◆ **Textauszug**
Die negativen Auswirkungen

Erfahrungen in aller Welt zeigen, dass die gesamte Bevölkerung von der Liberalisierung öffentlicher Dienste betroffen ist. Immer wieder kommt es zu steigenden Wasserpreisen und sinkender Versorgungsqualität, zu Leistungskürzungen bei der Gesundheitsversorgung, zur Einführung von Schulgeldern und Studiengebühren. Auch die Dienstleistungsbeschäftigten, mehrheitlich Frauen, zahlen ihren Tribut durch vgerlängerte Arbeitszeiten, sinkende Löhne und die Zunahme prekärer Beschäftigungsverhälntnisse. Zu den grossen VerliererInnen zählen die Menschen in den Ländern des Südens, auch in den Schwellenländern, denn die von den Industrieländern geforderten drastischen Marktöffnungen gefährden den Zugang der Armen zu den Grundbedürfnissen des Lebens.

Widerstand ist jetzt angesagt

Anfang 2000 wurde eine Neuverhandlung des GATS begonnen, die sich in die neue umfassende Welthandelsrunde der WTO einbettet. Die WTO- Mitglieder übermittelten ihre Marktöffnungsforderungen (requests) gegenüber anderen Staaten und anschliessend ihre eigenen Marktöffnungsangebote (offers). Diese Forderungen und Angebote bieten die Grundlage für die weiteren Verhandlungen. Die EU- Kommission in Brüssel führt die GATS- Verhandlungen im Auftrag der EU- Mitgliedsstaaten. Die Forderungen und Angebote seitens der EU waren unter Verschluss, sickerten aber dann durch: unter anderem fordert die EU die Privatisierung der Wasserversorgung in Bolivien.

Gespeicherte Dateneinträge:
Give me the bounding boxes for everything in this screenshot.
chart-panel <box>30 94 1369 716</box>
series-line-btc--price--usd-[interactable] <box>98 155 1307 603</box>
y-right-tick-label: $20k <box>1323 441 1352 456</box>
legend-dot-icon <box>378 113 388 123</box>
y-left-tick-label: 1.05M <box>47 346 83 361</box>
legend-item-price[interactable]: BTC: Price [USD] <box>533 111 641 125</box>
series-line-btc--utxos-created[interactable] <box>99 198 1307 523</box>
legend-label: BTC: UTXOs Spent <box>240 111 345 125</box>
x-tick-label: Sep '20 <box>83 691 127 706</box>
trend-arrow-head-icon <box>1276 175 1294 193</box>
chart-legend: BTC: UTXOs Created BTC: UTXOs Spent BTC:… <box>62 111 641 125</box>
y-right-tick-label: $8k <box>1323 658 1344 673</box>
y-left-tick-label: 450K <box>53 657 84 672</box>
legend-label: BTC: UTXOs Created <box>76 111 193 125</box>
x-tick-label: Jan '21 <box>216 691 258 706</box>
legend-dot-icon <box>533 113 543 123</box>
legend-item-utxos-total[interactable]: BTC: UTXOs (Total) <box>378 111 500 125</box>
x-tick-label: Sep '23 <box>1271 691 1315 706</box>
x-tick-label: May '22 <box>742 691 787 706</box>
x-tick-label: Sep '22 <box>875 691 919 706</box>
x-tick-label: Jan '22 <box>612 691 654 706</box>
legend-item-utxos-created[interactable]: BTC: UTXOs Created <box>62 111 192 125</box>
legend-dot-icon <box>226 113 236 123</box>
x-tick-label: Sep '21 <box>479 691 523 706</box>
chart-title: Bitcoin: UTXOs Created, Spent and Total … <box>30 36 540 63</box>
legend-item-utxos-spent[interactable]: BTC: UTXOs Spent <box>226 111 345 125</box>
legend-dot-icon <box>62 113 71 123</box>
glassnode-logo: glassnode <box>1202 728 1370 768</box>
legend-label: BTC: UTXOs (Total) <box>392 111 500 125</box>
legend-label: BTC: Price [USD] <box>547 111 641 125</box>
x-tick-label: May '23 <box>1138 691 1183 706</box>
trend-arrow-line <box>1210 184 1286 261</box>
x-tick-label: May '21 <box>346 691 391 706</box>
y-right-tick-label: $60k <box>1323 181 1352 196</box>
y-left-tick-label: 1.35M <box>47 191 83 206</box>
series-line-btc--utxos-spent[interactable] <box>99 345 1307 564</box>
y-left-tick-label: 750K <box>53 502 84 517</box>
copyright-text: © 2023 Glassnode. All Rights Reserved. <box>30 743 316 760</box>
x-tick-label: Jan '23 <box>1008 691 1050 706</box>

◆ **Arbeitsauftrag 1**
Schreibe aus dem Text über die Liberalisierung öffentlicher Dienste den Abschnitt ab, der bei „Widerstand ist jetzt“ anfängt und bei „Wasserversorgung in Bolivien.“ endet.
◆ **Arbeitsauftrag 2**
Welche Folgen treten laut dem Text über die Liberalisierung öffentlicher Dienste für die gesamte Bevölkerung immer wieder auf? Nenne alle.
◆ **Arbeitsauftrag 3**
Setze den Text über die Liberalisierung öffentlicher Dienste nach seinem letzten Satz fort.

◆ **Schriftliche Antwort 1**
Widerstand ist jetzt angesagt

Anfang 2000 wurde eine Neuverhandlung des GATS begonnen, die sich in die neue umfassende Welthandelsrunde der WTO einbettet. Die WTO- Mitglieder übermittelten ihre Marktöffnungsforderungen (requests) gegenüber anderen Staaten und anschliessend ihre eigenen Marktöffnungsangebote (offers). Diese Forderungen und Angebote bieten die Grundlage für die weiteren Verhandlungen. Die EU- Kommission in Brüssel führt die GATS- Verhandlungen im Auftrag der EU- Mitgliedsstaaten. Die Forderungen und Angebote seitens der EU waren unter Verschluss, sickerten aber dann durch: unter anderem fordert die EU die Privatisierung der Wasserversorgung in Bolivien.

◆ **Schriftliche Antwort 2**
steigende Wasserpreise
sinkende Versorgungsqualität
Leistungskürzungen bei der Gesundheitsversorgung
Einführung von Schulgeldern
Einführung von Studiengebühren

◆ **Schriftliche Antwort 3**
Widerstand gegen Wasserprivatisierung

"Wascht gefälligst Eure Autos", forderte ein Konzernvertreter in La Paz. Der Wasserverbrauch in der bolivianischen Grossstadt war ihm nämlich noch zu niedrig. Und in Cochabamba musste sich der US- Konzern Bechtel nach anhaltenden Protesten gegen die Wasserprivatisierung zurückziehen. Die aufgrund der erhöhten Wasserpreise erbosten Bäuerinnen und Bauern blockierten Strassen in Herzen des Landes, so dass der Verkehr quer durch das Land zum Erliegen kam. Der Präsident musste mit dem Helikopter eingeflogen werden.

Beim Weltwasserforum zeigte ein philippinischer NGO- Aktivist dem von der Wasserprivatisierung schwärmenden Konzernchef das Ergebnis einer ebensolchen in Manila: er hielt ein Fläschchen mit einer bräunlichen Flüssigkeit hoch, Leitungswasser aus Manila, und bot es dem Konzernchef auf dem Podium an, der jedoch dankend ablehnte.

Widerstand von Frauen gegen das GATS

Frauen stellen die Mehrzahl aller Dienstleistenden der Welt. Lehrerinnen, Krankenschwestern, Sozialarbeiterinnen, Hausangestellte, Bürokräfte, unbezahlte Hausfrauen, usw. egal ob im Süden, Osten, Westen oder im Norden. 80 Prozent der Arbeitskärfte im Dienstleistungssektor der EU sind weiblich. Die Liberalisierungen werden dazu führen, dass Frauen zuerst entlassen werden, dass feste Arbeitsplätze in Billiglohnjobs umgewandelt werden, dass Arbeitsschutzgesetze aufgeweicht werden. Im Schul- und Krankenhauswesen wird sich ein Zwei-Klassen- System etablieren: schlecht ausgestattete öffentliche Einrichtungen für die Armen, und teure private Kliniken, die sich nur diejenigen leisten können, die Geld haben.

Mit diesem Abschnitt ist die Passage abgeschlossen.